# Start of Supplied material

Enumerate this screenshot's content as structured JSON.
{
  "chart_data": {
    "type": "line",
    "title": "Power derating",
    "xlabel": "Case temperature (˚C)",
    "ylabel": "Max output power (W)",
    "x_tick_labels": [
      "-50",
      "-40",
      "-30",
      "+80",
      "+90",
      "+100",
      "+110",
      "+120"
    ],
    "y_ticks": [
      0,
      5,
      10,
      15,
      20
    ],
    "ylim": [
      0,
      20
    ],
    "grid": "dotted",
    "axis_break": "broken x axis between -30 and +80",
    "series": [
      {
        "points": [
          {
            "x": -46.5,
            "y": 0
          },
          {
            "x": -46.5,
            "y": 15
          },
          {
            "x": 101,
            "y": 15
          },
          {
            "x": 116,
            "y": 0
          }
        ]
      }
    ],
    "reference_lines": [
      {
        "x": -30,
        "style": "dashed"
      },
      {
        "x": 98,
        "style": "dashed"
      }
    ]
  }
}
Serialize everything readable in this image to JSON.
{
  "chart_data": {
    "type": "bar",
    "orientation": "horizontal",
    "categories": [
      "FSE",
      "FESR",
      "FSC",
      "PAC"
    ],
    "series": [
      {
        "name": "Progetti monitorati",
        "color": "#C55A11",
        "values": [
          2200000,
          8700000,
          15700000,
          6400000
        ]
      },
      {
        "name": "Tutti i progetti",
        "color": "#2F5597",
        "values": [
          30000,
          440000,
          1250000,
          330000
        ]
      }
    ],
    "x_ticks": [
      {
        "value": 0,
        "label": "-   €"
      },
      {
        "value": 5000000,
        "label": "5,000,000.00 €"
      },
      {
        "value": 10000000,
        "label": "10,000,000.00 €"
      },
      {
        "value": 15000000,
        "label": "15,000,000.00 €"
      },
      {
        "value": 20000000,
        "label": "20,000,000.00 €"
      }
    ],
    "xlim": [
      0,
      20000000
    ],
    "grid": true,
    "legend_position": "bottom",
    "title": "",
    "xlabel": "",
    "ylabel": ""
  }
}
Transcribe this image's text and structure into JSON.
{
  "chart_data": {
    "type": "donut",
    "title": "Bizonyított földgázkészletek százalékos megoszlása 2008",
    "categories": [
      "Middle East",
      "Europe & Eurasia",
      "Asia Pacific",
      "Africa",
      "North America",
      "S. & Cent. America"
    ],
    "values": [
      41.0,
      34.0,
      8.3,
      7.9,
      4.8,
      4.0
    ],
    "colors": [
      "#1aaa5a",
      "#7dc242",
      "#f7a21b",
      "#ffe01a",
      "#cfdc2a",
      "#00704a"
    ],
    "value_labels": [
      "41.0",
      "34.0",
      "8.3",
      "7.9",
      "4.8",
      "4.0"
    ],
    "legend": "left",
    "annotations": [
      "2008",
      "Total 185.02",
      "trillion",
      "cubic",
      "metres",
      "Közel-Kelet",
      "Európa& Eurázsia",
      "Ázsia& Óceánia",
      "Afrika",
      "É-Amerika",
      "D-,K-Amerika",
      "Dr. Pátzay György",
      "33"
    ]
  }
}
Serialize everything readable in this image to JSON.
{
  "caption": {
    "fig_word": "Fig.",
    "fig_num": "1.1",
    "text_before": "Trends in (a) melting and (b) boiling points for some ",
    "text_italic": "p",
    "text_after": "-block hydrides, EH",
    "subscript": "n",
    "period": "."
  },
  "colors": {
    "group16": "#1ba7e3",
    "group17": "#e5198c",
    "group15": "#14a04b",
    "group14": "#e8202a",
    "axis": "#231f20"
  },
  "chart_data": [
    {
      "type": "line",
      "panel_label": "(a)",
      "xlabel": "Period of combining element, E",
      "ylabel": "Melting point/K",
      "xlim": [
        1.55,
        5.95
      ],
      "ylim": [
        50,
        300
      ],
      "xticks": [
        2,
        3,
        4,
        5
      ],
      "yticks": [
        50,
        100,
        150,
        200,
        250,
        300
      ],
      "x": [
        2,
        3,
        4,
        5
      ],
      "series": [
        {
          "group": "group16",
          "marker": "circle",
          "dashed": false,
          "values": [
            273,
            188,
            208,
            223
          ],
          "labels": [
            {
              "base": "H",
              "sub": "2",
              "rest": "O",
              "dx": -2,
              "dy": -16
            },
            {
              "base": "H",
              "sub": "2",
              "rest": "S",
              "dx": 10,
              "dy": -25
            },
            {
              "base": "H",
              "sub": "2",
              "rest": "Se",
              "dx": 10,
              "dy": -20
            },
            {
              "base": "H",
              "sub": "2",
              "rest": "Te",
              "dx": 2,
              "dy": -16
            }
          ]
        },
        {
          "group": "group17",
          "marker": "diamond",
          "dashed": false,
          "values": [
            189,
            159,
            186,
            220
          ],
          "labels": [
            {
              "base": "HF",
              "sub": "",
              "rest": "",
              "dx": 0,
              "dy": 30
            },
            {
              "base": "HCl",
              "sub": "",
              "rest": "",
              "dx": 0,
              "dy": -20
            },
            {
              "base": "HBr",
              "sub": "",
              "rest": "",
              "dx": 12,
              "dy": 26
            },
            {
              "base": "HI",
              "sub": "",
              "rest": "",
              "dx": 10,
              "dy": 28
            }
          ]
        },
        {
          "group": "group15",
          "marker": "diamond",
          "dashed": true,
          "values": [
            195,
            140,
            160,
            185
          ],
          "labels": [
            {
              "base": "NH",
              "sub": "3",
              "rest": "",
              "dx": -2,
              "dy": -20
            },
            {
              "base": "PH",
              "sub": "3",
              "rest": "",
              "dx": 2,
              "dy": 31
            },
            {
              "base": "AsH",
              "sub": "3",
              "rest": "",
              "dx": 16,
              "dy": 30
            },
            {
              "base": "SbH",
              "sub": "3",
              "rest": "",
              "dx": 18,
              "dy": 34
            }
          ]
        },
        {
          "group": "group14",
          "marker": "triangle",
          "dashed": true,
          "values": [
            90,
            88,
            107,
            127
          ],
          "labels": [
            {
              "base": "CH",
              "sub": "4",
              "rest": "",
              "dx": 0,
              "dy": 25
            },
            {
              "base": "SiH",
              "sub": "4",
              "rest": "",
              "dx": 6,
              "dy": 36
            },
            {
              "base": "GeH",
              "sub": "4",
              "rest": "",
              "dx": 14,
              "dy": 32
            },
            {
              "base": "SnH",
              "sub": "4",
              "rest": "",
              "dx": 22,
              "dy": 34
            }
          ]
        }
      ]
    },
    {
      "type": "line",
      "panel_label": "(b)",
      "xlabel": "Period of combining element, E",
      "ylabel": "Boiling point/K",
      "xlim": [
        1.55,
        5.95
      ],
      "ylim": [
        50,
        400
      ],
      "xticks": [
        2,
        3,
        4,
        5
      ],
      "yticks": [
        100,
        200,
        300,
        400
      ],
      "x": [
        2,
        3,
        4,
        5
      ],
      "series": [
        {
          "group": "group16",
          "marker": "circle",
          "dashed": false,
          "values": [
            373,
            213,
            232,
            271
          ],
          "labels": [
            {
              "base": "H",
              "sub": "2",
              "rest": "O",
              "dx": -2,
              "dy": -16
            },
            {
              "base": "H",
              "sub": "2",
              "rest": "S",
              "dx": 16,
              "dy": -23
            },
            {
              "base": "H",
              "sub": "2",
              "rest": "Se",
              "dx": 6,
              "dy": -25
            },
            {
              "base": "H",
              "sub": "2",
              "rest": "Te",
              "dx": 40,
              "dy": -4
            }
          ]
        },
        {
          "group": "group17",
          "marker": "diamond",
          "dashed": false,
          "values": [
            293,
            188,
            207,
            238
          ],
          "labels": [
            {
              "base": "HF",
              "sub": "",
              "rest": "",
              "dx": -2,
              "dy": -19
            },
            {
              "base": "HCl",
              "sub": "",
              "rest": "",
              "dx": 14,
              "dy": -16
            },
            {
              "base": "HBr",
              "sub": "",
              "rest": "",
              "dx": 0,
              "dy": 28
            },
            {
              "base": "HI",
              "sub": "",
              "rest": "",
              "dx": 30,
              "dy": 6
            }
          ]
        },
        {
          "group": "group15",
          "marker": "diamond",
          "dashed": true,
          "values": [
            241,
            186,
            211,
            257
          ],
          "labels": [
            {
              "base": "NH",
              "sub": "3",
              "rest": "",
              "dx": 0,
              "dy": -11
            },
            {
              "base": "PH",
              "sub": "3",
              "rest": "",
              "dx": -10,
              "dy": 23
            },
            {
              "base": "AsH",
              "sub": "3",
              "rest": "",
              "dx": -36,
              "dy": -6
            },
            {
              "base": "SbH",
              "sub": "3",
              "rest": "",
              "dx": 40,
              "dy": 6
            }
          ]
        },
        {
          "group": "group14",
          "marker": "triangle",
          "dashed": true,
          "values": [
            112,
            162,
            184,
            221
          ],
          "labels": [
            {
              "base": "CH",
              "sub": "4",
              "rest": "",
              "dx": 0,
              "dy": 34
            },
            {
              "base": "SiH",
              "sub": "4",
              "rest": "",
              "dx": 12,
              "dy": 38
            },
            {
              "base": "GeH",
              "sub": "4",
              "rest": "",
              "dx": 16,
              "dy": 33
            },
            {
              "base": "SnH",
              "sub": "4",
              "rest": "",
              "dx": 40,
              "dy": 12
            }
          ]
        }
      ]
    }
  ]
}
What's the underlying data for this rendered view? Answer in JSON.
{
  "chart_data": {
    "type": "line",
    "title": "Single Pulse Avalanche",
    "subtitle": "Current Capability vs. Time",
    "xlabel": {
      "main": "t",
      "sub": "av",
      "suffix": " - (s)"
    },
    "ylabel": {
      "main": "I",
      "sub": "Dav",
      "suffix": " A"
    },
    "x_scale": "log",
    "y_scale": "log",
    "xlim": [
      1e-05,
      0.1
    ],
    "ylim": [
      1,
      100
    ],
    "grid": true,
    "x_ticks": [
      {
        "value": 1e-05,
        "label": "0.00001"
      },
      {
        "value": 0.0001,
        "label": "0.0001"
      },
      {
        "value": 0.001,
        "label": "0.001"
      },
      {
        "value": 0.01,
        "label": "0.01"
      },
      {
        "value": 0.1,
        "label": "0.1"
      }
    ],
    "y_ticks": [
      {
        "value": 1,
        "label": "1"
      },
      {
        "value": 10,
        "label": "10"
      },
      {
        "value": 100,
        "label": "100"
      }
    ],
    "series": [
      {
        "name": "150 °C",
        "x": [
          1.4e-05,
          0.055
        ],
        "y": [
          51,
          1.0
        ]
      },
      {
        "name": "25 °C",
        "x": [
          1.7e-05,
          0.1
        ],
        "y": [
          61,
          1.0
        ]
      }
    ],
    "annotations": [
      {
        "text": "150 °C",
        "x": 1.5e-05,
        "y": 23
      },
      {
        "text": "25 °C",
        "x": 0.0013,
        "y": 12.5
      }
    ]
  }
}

# End of Supplied material

Filter the records above for "name" and copy every matching line.

**Solution for this problem**
        "name": "Progetti monitorati",
        "name": "Tutti i progetti",
        "name": "150 °C",
        "name": "25 °C",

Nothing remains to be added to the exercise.